■ **WRITTEN TASK**
Transcribe each of the records below exactly, excluding all pictures.

# LISTING start

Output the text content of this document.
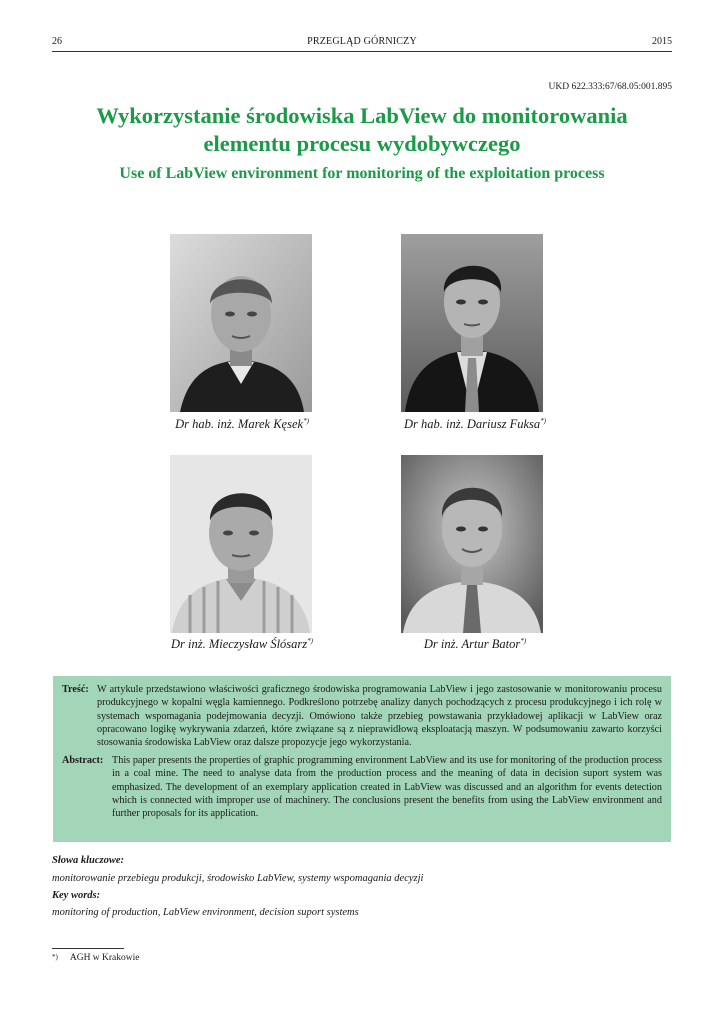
26	PRZEGLĄD GÓRNICZY	2015
UKD 622.333:67/68.05:001.895
Wykorzystanie środowiska LabView do monitorowania elementu procesu wydobywczego
Use of LabView environment for monitoring of the exploitation process
Dr hab. inż. Marek Kęsek*)	Dr hab. inż. Dariusz Fuksa*)
Dr inż. Mieczysław Ślósarz*)	Dr inż. Artur Bator*)
Treść: W artykule przedstawiono właściwości graficznego środowiska programowania LabView i jego zastosowanie w monitorowaniu procesu produkcyjnego w kopalni węgla kamiennego. Podkreślono potrzebę analizy danych pochodzących z procesu produkcyjnego i ich rolę w systemach wspomagania podejmowania decyzji. Omówiono także przebieg powstawania przykładowej aplikacji w LabView oraz opracowano logikę wykrywania zdarzeń, które związane są z nieprawidłową eksploatacją maszyn. W podsumowaniu zawarto korzyści stosowania środowiska LabView oraz dalsze propozycje jego wykorzystania.
Abstract: This paper presents the properties of graphic programming environment LabView and its use for monitoring of the production process in a coal mine. The need to analyse data from the production process and the meaning of data in decision suport system was emphasized. The development of an exemplary application created in LabView was discussed and an algorithm for events detection which is connected with improper use of machinery. The conclusions present the benefits from using the LabView environment and further proposals for its application.
Słowa kluczowe:
monitorowanie przebiegu produkcji, środowisko LabView, systemy wspomagania decyzji
Key words:
monitoring of production, LabView environment, decision suport systems
*) AGH w Krakowie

# LISTING end

■ **RESPONSE**
Output the text content of this document.
26	PRZEGLĄD GÓRNICZY	2015
UKD 622.333:67/68.05:001.895
Wykorzystanie środowiska LabView do monitorowania elementu procesu wydobywczego
Use of LabView environment for monitoring of the exploitation process
Dr hab. inż. Marek Kęsek*)	Dr hab. inż. Dariusz Fuksa*)
Dr inż. Mieczysław Ślósarz*)	Dr inż. Artur Bator*)
Treść: W artykule przedstawiono właściwości graficznego środowiska programowania LabView i jego zastosowanie w monitorowaniu procesu produkcyjnego w kopalni węgla kamiennego. Podkreślono potrzebę analizy danych pochodzących z procesu produkcyjnego i ich rolę w systemach wspomagania podejmowania decyzji. Omówiono także przebieg powstawania przykładowej aplikacji w LabView oraz opracowano logikę wykrywania zdarzeń, które związane są z nieprawidłową eksploatacją maszyn. W podsumowaniu zawarto korzyści stosowania środowiska LabView oraz dalsze propozycje jego wykorzystania.
Abstract: This paper presents the properties of graphic programming environment LabView and its use for monitoring of the production process in a coal mine. The need to analyse data from the production process and the meaning of data in decision suport system was emphasized. The development of an exemplary application created in LabView was discussed and an algorithm for events detection which is connected with improper use of machinery. The conclusions present the benefits from using the LabView environment and further proposals for its application.
Słowa kluczowe:
monitorowanie przebiegu produkcji, środowisko LabView, systemy wspomagania decyzji
Key words:
monitoring of production, LabView environment, decision suport systems
*) AGH w Krakowie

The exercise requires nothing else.